→ Objective:
Set down the data below without change, skipping the pictures it holds.

→ Data rows:
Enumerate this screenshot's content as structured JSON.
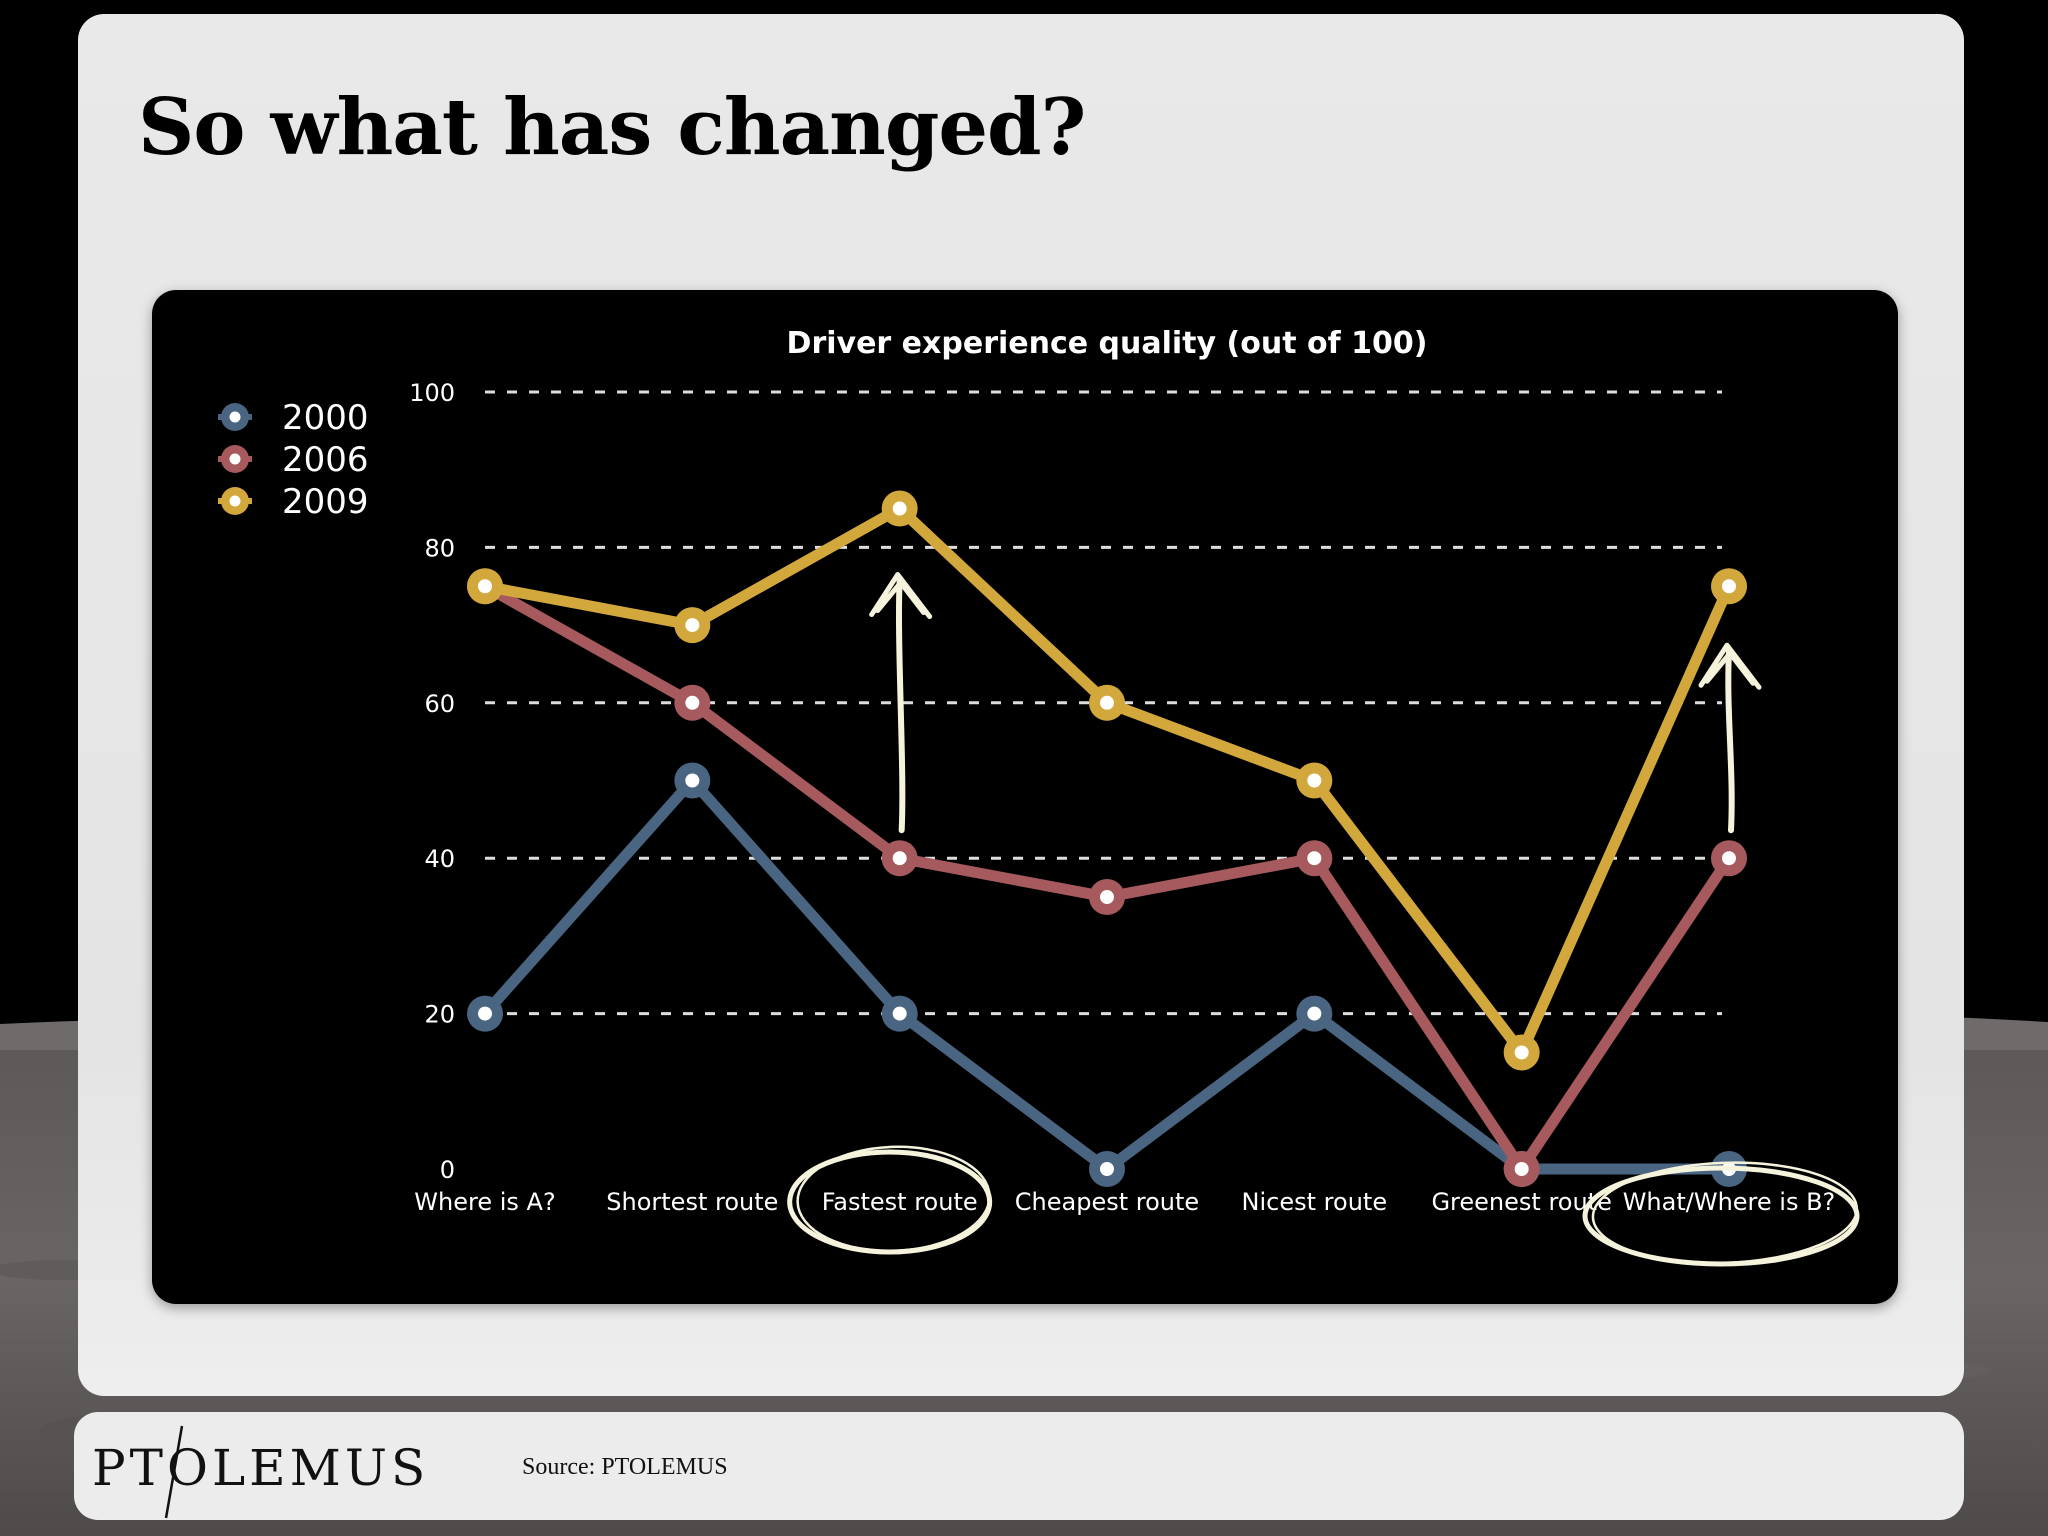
{
  "slide": {
    "title": "So what has changed?"
  },
  "footer": {
    "logo": "PTOLEMUS",
    "source": "Source: PTOLEMUS"
  },
  "colors": {
    "series_2000": "#4a6582",
    "series_2006": "#a65a5e",
    "series_2009": "#d2a73c",
    "annotation": "#f5f3dc",
    "grid": "#dddddd",
    "text": "#ffffff"
  },
  "icons": {
    "arrow-up": "hand-drawn-up-arrow-icon",
    "circle": "hand-drawn-ellipse-icon"
  },
  "chart_data": {
    "type": "line",
    "title": "Driver experience quality (out of 100)",
    "categories": [
      "Where is A?",
      "Shortest route",
      "Fastest route",
      "Cheapest route",
      "Nicest route",
      "Greenest route",
      "What/Where is B?"
    ],
    "series": [
      {
        "name": "2000",
        "values": [
          20,
          50,
          20,
          0,
          20,
          0,
          0
        ]
      },
      {
        "name": "2006",
        "values": [
          75,
          60,
          40,
          35,
          40,
          0,
          40
        ]
      },
      {
        "name": "2009",
        "values": [
          75,
          70,
          85,
          60,
          50,
          15,
          75
        ]
      }
    ],
    "yticks": [
      "0",
      "20",
      "40",
      "60",
      "80",
      "100"
    ],
    "ylim": [
      0,
      100
    ],
    "grid": true,
    "legend": "top-left",
    "annotations": {
      "arrows_at_categories": [
        "Fastest route",
        "What/Where is B?"
      ],
      "circled_categories": [
        "Fastest route",
        "What/Where is B?"
      ]
    }
  }
}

→ The answer:
Enumerate this screenshot's content as structured JSON.
{
  "slide": {
    "title": "So what has changed?"
  },
  "footer": {
    "logo": "PTOLEMUS",
    "source": "Source: PTOLEMUS"
  },
  "colors": {
    "series_2000": "#4a6582",
    "series_2006": "#a65a5e",
    "series_2009": "#d2a73c",
    "annotation": "#f5f3dc",
    "grid": "#dddddd",
    "text": "#ffffff"
  },
  "icons": {
    "arrow-up": "hand-drawn-up-arrow-icon",
    "circle": "hand-drawn-ellipse-icon"
  },
  "chart_data": {
    "type": "line",
    "title": "Driver experience quality (out of 100)",
    "categories": [
      "Where is A?",
      "Shortest route",
      "Fastest route",
      "Cheapest route",
      "Nicest route",
      "Greenest route",
      "What/Where is B?"
    ],
    "series": [
      {
        "name": "2000",
        "values": [
          20,
          50,
          20,
          0,
          20,
          0,
          0
        ]
      },
      {
        "name": "2006",
        "values": [
          75,
          60,
          40,
          35,
          40,
          0,
          40
        ]
      },
      {
        "name": "2009",
        "values": [
          75,
          70,
          85,
          60,
          50,
          15,
          75
        ]
      }
    ],
    "yticks": [
      "0",
      "20",
      "40",
      "60",
      "80",
      "100"
    ],
    "ylim": [
      0,
      100
    ],
    "grid": true,
    "legend": "top-left",
    "annotations": {
      "arrows_at_categories": [
        "Fastest route",
        "What/Where is B?"
      ],
      "circled_categories": [
        "Fastest route",
        "What/Where is B?"
      ]
    }
  }
}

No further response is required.